Go through the material below, count the lines with the word "this", and reply with the count alone.

Recorded data:
---+---
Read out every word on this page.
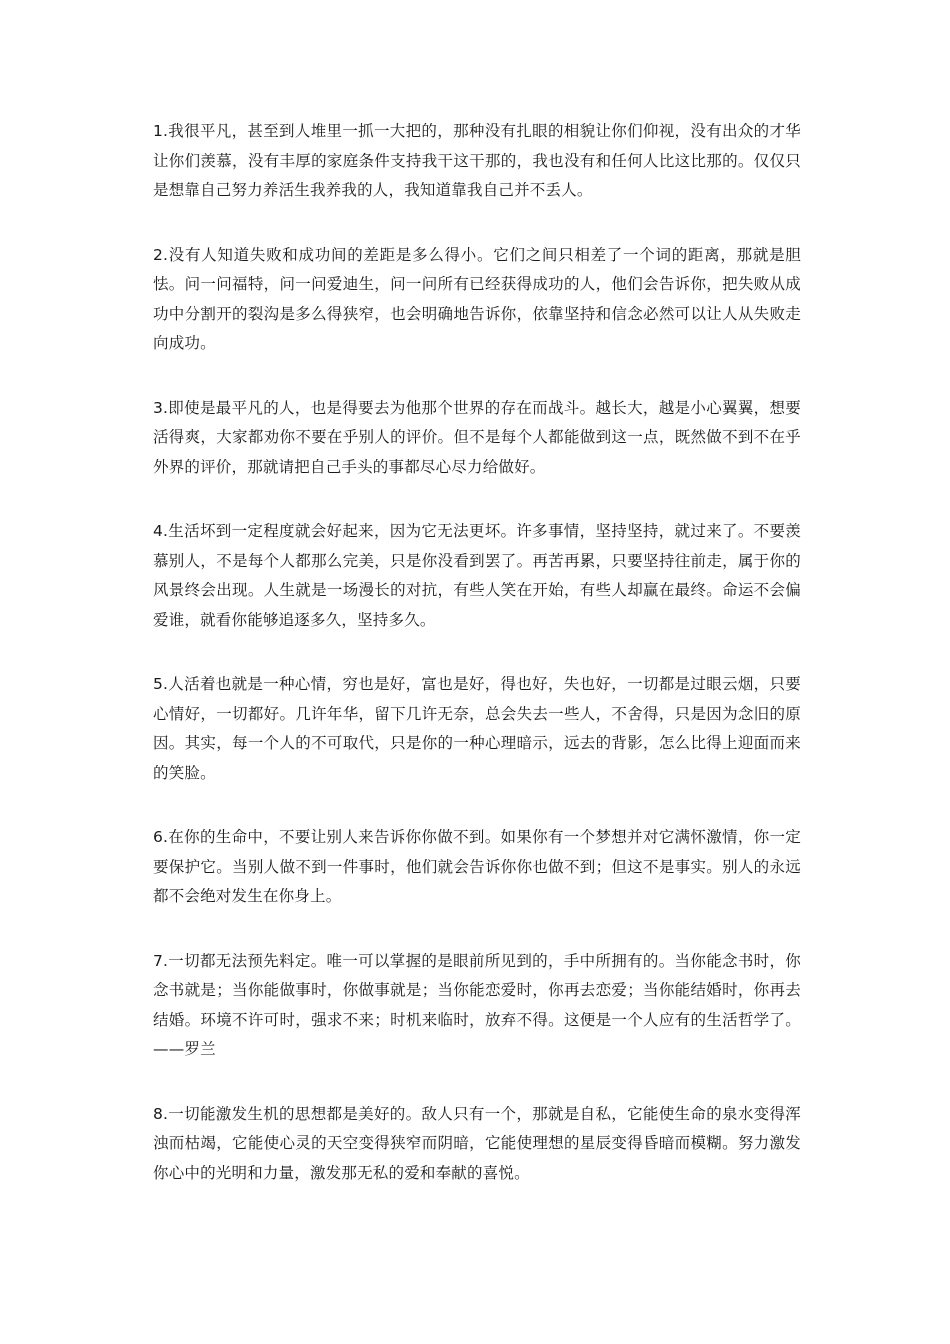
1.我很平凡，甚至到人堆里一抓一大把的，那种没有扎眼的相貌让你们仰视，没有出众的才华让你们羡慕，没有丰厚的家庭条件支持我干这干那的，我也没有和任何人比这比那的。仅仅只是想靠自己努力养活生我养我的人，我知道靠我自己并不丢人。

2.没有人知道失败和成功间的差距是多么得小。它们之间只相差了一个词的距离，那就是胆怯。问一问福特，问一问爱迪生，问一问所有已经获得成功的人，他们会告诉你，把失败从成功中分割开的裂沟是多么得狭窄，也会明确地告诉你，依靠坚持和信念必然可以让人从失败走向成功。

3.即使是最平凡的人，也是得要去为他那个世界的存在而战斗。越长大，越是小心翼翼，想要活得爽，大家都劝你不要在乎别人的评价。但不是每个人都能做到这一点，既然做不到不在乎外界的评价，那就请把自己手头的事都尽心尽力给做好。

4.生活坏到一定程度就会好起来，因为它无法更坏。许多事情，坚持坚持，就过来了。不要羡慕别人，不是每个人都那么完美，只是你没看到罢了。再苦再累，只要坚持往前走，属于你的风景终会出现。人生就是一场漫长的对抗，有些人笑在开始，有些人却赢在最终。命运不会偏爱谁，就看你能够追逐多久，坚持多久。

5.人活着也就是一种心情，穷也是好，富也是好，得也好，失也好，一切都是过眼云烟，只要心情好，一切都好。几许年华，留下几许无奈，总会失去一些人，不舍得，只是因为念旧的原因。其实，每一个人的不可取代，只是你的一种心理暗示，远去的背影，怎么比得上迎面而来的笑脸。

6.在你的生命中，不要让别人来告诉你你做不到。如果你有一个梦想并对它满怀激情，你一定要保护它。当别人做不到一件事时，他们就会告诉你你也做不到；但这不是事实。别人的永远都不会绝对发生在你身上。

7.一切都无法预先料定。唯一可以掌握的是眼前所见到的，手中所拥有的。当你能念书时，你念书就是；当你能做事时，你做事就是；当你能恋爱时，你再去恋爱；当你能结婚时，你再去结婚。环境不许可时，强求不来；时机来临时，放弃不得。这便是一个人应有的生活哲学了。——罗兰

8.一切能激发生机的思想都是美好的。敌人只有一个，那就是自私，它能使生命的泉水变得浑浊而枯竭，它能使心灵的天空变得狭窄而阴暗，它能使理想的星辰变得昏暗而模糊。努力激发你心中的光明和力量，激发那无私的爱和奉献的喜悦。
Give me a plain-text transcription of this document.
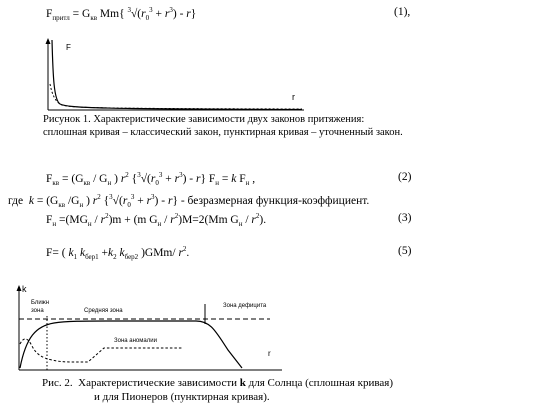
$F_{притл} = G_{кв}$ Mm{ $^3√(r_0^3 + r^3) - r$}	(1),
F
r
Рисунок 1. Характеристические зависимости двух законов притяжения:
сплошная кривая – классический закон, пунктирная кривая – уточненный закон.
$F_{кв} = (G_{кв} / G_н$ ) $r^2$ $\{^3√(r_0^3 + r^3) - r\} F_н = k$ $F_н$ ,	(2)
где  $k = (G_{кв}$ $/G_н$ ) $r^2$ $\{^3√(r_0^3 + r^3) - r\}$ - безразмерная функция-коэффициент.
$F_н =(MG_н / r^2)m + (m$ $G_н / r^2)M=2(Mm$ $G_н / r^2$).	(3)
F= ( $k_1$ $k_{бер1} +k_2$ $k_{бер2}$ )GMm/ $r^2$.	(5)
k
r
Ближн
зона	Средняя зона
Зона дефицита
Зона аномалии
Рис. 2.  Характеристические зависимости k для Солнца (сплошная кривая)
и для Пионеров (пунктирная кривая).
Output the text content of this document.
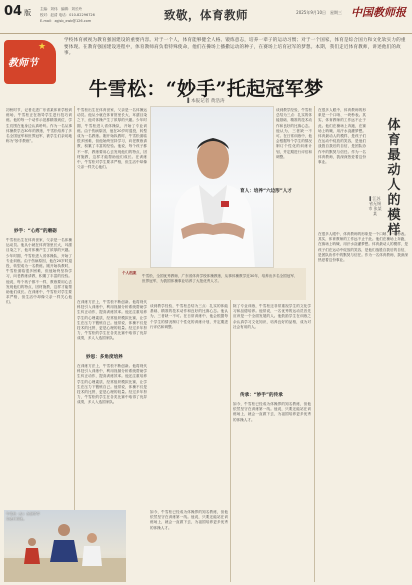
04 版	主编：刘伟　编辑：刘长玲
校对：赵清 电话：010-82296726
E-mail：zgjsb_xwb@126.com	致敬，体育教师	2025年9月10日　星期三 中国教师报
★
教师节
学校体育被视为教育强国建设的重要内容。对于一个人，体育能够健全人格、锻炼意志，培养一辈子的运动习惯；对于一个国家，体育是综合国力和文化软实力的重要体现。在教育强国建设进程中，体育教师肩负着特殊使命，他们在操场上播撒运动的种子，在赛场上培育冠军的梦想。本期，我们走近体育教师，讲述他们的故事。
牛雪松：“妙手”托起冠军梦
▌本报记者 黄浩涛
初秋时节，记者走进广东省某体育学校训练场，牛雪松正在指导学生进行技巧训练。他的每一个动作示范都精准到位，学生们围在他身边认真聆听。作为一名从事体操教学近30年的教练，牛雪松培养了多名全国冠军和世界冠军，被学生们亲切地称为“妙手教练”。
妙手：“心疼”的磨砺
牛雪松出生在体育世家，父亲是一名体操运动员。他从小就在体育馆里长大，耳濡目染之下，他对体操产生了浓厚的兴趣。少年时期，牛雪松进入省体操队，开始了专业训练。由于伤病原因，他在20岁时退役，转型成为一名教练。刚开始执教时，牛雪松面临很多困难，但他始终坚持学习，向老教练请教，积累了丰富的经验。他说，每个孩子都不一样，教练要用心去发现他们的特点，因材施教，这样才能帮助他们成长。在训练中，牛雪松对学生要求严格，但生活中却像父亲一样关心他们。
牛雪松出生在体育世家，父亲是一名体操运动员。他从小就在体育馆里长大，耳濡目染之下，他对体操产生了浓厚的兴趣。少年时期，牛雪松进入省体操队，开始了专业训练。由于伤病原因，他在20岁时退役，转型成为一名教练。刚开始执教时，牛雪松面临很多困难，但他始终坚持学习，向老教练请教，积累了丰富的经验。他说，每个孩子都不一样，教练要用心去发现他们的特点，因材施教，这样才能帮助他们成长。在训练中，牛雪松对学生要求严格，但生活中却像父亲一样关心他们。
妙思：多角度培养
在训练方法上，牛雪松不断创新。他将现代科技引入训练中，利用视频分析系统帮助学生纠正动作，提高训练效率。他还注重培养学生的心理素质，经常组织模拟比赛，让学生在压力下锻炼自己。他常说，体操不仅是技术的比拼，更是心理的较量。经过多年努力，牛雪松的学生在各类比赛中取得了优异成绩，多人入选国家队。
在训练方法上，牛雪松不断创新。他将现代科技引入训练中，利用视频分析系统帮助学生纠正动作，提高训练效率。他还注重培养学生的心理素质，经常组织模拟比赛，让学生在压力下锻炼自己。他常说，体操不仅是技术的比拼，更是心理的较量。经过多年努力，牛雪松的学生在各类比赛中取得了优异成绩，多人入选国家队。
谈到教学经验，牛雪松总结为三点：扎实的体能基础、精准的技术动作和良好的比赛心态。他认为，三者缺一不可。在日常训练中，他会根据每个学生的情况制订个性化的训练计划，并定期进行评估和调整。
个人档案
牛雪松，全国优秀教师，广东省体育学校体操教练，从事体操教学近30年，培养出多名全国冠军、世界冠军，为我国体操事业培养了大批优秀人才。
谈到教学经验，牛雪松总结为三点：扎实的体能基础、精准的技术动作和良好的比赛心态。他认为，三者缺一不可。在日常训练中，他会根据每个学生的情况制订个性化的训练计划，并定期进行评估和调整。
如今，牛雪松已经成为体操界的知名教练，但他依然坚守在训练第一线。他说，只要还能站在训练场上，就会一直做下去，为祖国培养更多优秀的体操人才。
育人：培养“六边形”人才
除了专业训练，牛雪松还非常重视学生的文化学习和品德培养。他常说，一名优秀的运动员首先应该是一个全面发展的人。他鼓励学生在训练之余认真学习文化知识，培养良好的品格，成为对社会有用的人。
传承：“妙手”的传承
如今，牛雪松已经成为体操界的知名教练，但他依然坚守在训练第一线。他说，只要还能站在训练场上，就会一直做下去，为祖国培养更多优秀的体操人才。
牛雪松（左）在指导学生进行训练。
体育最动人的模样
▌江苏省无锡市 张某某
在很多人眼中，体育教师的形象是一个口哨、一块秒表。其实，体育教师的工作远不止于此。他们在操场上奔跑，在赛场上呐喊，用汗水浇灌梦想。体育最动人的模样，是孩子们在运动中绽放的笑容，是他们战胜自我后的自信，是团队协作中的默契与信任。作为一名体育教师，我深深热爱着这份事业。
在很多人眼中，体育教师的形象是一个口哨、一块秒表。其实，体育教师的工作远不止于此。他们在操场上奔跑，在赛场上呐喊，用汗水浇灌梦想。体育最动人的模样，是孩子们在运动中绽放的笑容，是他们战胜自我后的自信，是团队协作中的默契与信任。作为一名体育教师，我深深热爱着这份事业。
---+---
WRITTEN ANSWER
3